═══ RECORDS TO USE
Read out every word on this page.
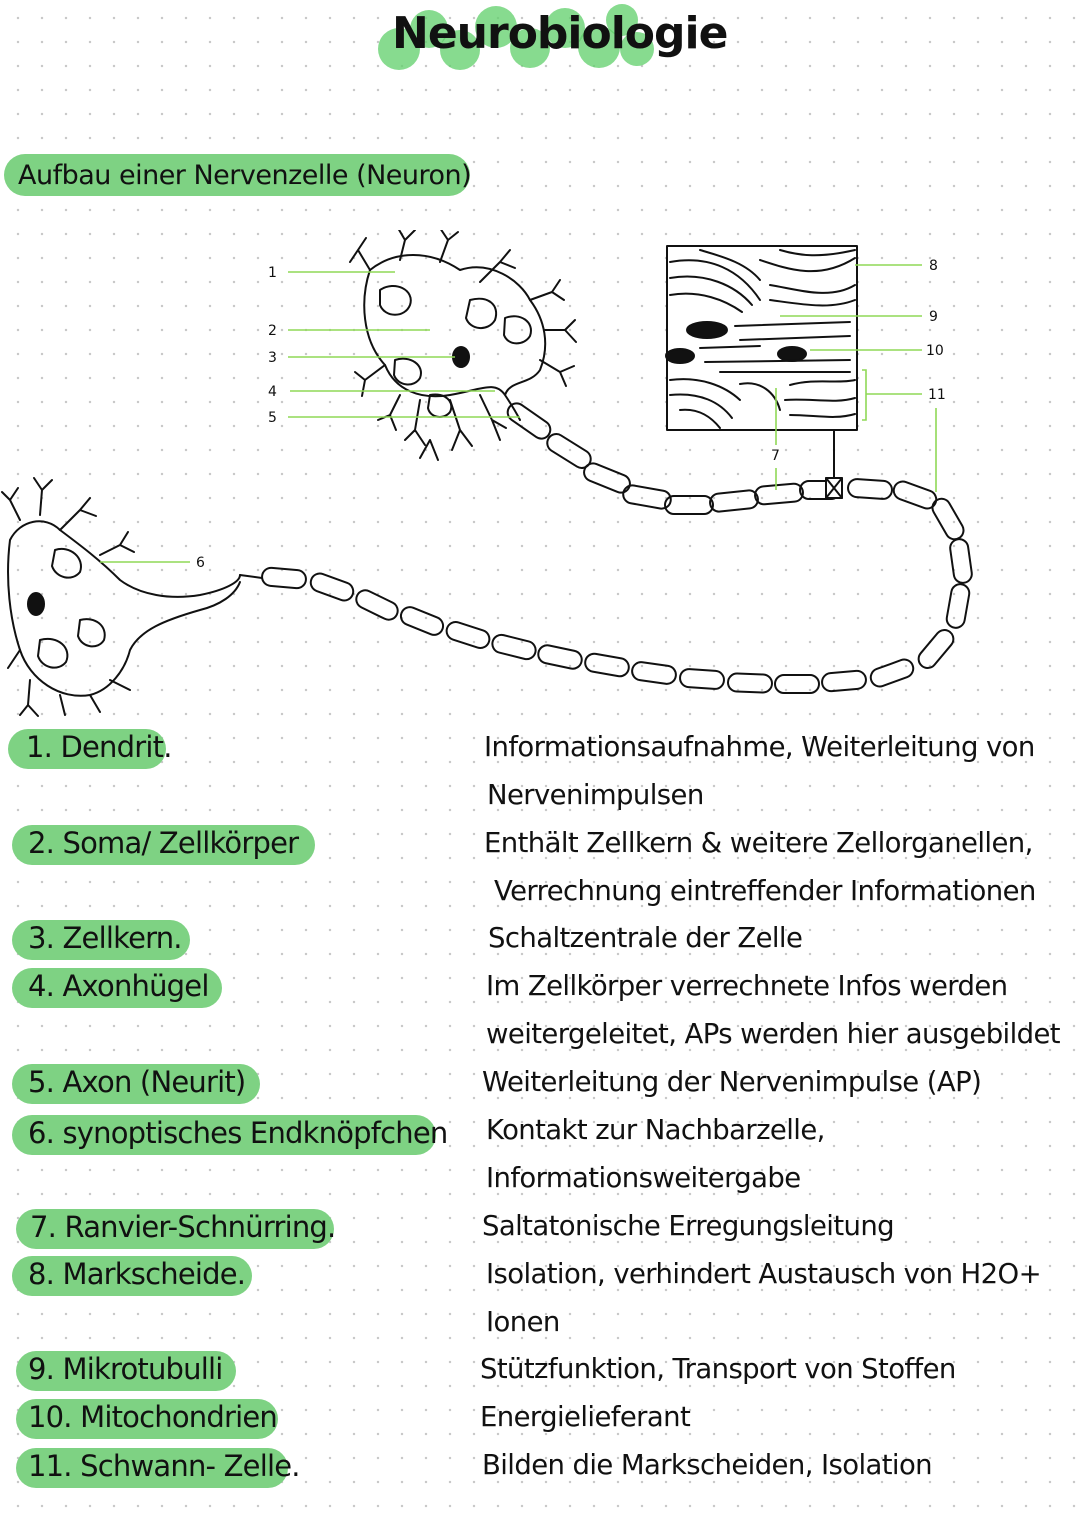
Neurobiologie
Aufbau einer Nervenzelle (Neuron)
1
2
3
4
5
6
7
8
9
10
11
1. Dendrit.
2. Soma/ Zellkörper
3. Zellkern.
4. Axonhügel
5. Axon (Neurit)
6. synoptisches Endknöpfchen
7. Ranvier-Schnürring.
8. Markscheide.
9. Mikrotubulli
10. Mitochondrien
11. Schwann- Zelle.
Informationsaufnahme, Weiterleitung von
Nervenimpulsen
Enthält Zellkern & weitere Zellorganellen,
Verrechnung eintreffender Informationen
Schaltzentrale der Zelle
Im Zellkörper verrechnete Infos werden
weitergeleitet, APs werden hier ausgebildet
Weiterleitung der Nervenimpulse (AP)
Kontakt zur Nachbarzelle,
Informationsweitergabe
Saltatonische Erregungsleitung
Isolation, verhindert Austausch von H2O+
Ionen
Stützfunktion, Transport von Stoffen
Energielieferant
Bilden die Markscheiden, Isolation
══════
Each entry gets copied exactly; the pictures stay out.

Read out every word on this page.
Neurobiologie
Aufbau einer Nervenzelle (Neuron)
1
2
3
4
5
6
7
8
9
10
11
1. Dendrit.
2. Soma/ Zellkörper
3. Zellkern.
4. Axonhügel
5. Axon (Neurit)
6. synoptisches Endknöpfchen
7. Ranvier-Schnürring.
8. Markscheide.
9. Mikrotubulli
10. Mitochondrien
11. Schwann- Zelle.
Informationsaufnahme, Weiterleitung von
Nervenimpulsen
Enthält Zellkern & weitere Zellorganellen,
Verrechnung eintreffender Informationen
Schaltzentrale der Zelle
Im Zellkörper verrechnete Infos werden
weitergeleitet, APs werden hier ausgebildet
Weiterleitung der Nervenimpulse (AP)
Kontakt zur Nachbarzelle,
Informationsweitergabe
Saltatonische Erregungsleitung
Isolation, verhindert Austausch von H2O+
Ionen
Stützfunktion, Transport von Stoffen
Energielieferant
Bilden die Markscheiden, Isolation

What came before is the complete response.